Keep the pictures out of the copy and repeat the records exactly.

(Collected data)
==================================================
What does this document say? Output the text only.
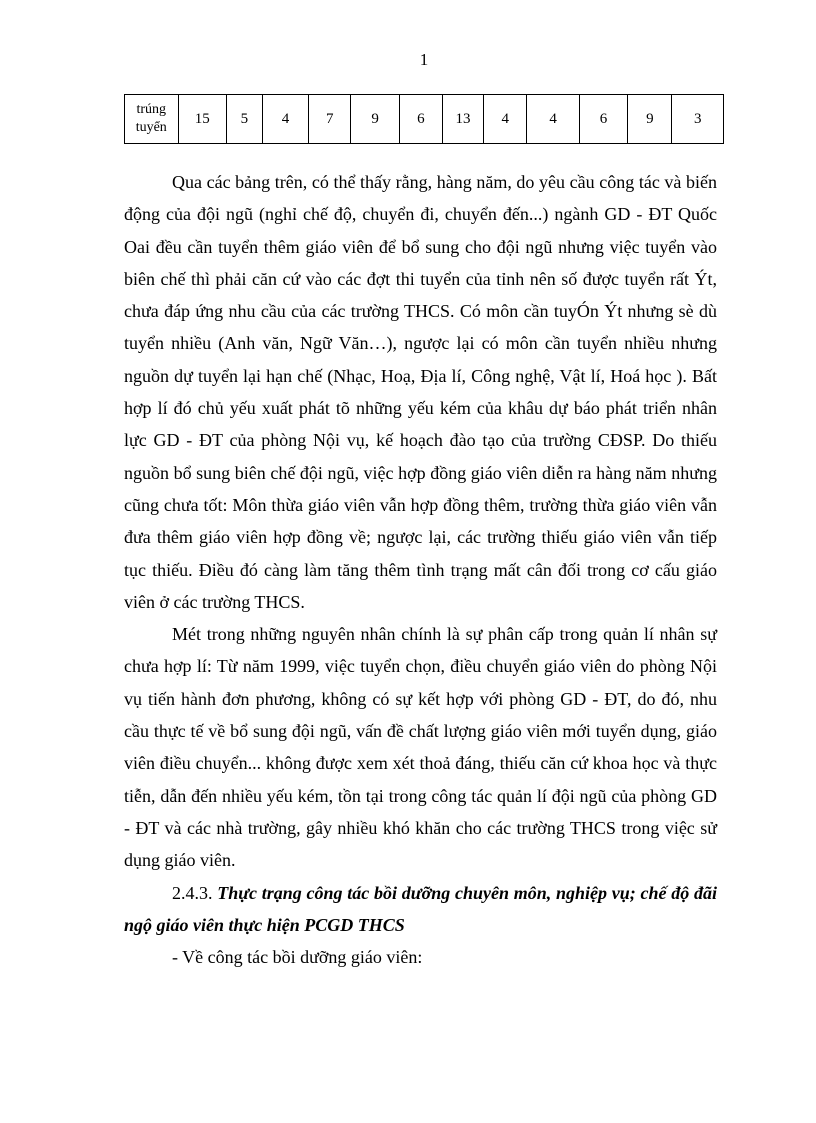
1
trúng
tuyển
	15	5	4	7	9	6	13	4	4	6	9	3

Qua các bảng trên, có thể thấy rằng, hàng năm, do yêu cầu công tác và biến động của đội ngũ (nghỉ chế độ, chuyển đi, chuyển đến...) ngành GD - ĐT Quốc Oai đều cần tuyển thêm giáo viên để bổ sung cho đội ngũ nhưng việc tuyển vào biên chế thì phải căn cứ vào các đợt thi tuyển của tỉnh nên số được tuyển rất Ýt, chưa đáp ứng nhu cầu của các trường THCS. Có môn cần tuyÓn Ýt nhưng sè dù tuyển nhiều (Anh văn, Ngữ Văn…), ngược lại có môn cần tuyển nhiều nhưng nguồn dự tuyển lại hạn chế (Nhạc, Hoạ, Địa lí, Công nghệ, Vật lí, Hoá học ). Bất hợp lí đó chủ yếu xuất phát tõ những yếu kém của khâu dự báo phát triển nhân lực GD - ĐT của phòng Nội vụ, kế hoạch đào tạo của trường CĐSP. Do thiếu nguồn bổ sung biên chế đội ngũ, việc hợp đồng giáo viên diễn ra hàng năm nhưng cũng chưa tốt: Môn thừa giáo viên vẫn hợp đồng thêm, trường thừa giáo viên vẫn đưa thêm giáo viên hợp đồng về; ngược lại, các trường thiếu giáo viên vẫn tiếp tục thiếu. Điều đó càng làm tăng thêm tình trạng mất cân đối trong cơ cấu giáo viên ở các trường THCS.

Mét trong những nguyên nhân chính là sự phân cấp trong quản lí nhân sự chưa hợp lí: Từ năm 1999, việc tuyển chọn, điều chuyển giáo viên do phòng Nội vụ tiến hành đơn phương, không có sự kết hợp với phòng GD - ĐT, do đó, nhu cầu thực tế về bổ sung đội ngũ, vấn đề chất lượng giáo viên mới tuyển dụng, giáo viên điều chuyển... không được xem xét thoả đáng, thiếu căn cứ khoa học và thực tiễn, dẫn đến nhiều yếu kém, tồn tại trong công tác quản lí đội ngũ của phòng GD - ĐT và các nhà trường, gây nhiều khó khăn cho các trường THCS trong việc sử dụng giáo viên.

2.4.3. Thực trạng công tác bồi dưỡng chuyên môn, nghiệp vụ; chế độ đãi ngộ giáo viên thực hiện PCGD THCS

- Về công tác bồi dưỡng giáo viên:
==================================================
→ RESPONSE BELOW:
What does this document say? Output the text only.
1
trúng
tuyển
	15	5	4	7	9	6	13	4	4	6	9	3

Qua các bảng trên, có thể thấy rằng, hàng năm, do yêu cầu công tác và biến động của đội ngũ (nghỉ chế độ, chuyển đi, chuyển đến...) ngành GD - ĐT Quốc Oai đều cần tuyển thêm giáo viên để bổ sung cho đội ngũ nhưng việc tuyển vào biên chế thì phải căn cứ vào các đợt thi tuyển của tỉnh nên số được tuyển rất Ýt, chưa đáp ứng nhu cầu của các trường THCS. Có môn cần tuyÓn Ýt nhưng sè dù tuyển nhiều (Anh văn, Ngữ Văn…), ngược lại có môn cần tuyển nhiều nhưng nguồn dự tuyển lại hạn chế (Nhạc, Hoạ, Địa lí, Công nghệ, Vật lí, Hoá học ). Bất hợp lí đó chủ yếu xuất phát tõ những yếu kém của khâu dự báo phát triển nhân lực GD - ĐT của phòng Nội vụ, kế hoạch đào tạo của trường CĐSP. Do thiếu nguồn bổ sung biên chế đội ngũ, việc hợp đồng giáo viên diễn ra hàng năm nhưng cũng chưa tốt: Môn thừa giáo viên vẫn hợp đồng thêm, trường thừa giáo viên vẫn đưa thêm giáo viên hợp đồng về; ngược lại, các trường thiếu giáo viên vẫn tiếp tục thiếu. Điều đó càng làm tăng thêm tình trạng mất cân đối trong cơ cấu giáo viên ở các trường THCS.

Mét trong những nguyên nhân chính là sự phân cấp trong quản lí nhân sự chưa hợp lí: Từ năm 1999, việc tuyển chọn, điều chuyển giáo viên do phòng Nội vụ tiến hành đơn phương, không có sự kết hợp với phòng GD - ĐT, do đó, nhu cầu thực tế về bổ sung đội ngũ, vấn đề chất lượng giáo viên mới tuyển dụng, giáo viên điều chuyển... không được xem xét thoả đáng, thiếu căn cứ khoa học và thực tiễn, dẫn đến nhiều yếu kém, tồn tại trong công tác quản lí đội ngũ của phòng GD - ĐT và các nhà trường, gây nhiều khó khăn cho các trường THCS trong việc sử dụng giáo viên.

2.4.3. Thực trạng công tác bồi dưỡng chuyên môn, nghiệp vụ; chế độ đãi ngộ giáo viên thực hiện PCGD THCS

- Về công tác bồi dưỡng giáo viên:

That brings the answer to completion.